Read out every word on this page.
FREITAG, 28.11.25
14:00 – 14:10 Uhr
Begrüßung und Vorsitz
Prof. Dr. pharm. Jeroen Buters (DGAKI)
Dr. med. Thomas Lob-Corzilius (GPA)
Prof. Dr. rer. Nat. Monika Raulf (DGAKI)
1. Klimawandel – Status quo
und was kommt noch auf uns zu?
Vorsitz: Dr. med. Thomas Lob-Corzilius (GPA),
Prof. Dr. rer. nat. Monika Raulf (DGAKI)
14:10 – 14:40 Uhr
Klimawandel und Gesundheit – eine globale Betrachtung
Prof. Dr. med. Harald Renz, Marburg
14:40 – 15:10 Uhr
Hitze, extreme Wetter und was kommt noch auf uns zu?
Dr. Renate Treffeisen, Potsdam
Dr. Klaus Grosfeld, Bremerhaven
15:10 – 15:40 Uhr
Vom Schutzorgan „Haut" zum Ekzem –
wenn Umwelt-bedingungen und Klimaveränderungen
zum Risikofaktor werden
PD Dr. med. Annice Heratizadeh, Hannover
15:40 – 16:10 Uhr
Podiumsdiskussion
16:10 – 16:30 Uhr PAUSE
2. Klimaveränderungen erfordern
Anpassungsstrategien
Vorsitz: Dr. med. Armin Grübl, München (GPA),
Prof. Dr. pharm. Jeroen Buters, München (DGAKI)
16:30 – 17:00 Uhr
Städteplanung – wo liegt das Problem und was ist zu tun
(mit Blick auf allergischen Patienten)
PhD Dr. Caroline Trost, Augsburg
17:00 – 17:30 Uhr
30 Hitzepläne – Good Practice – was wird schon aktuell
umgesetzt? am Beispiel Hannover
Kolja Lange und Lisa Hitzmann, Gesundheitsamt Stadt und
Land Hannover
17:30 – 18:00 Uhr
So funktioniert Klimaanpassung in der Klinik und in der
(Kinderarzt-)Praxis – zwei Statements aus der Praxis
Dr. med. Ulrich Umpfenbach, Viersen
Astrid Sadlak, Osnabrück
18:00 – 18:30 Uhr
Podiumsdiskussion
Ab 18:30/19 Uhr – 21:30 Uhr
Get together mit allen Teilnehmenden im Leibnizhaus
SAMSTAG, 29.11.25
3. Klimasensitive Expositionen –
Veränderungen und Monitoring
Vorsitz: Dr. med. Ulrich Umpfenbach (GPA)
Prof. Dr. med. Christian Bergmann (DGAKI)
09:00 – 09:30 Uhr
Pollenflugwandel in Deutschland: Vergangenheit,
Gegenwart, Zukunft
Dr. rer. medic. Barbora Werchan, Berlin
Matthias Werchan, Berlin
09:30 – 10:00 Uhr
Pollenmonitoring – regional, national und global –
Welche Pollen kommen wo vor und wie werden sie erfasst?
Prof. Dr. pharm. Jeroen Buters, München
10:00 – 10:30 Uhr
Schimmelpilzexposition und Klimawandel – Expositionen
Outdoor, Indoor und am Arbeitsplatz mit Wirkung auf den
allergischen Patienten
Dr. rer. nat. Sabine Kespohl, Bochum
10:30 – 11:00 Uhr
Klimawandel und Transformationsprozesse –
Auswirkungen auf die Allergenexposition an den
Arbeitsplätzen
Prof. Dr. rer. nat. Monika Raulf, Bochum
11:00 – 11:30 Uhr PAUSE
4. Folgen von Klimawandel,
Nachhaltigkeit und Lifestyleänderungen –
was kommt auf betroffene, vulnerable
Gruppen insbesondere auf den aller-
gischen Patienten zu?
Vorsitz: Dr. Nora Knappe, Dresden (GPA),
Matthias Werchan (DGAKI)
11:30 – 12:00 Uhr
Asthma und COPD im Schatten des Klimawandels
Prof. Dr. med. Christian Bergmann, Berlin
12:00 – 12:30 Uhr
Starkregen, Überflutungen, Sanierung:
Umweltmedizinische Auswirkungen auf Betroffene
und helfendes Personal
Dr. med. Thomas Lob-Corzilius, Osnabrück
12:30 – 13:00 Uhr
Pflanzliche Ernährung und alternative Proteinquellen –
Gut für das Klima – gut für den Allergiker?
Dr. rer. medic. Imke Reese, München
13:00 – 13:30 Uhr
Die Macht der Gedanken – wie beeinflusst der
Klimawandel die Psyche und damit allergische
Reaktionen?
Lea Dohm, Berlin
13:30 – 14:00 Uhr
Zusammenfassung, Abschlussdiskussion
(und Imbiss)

________________________________________

● **About this exercise**: From the data above, report how many lines hold the word "Christian", answering with the number by itself.

● **Solution**: 2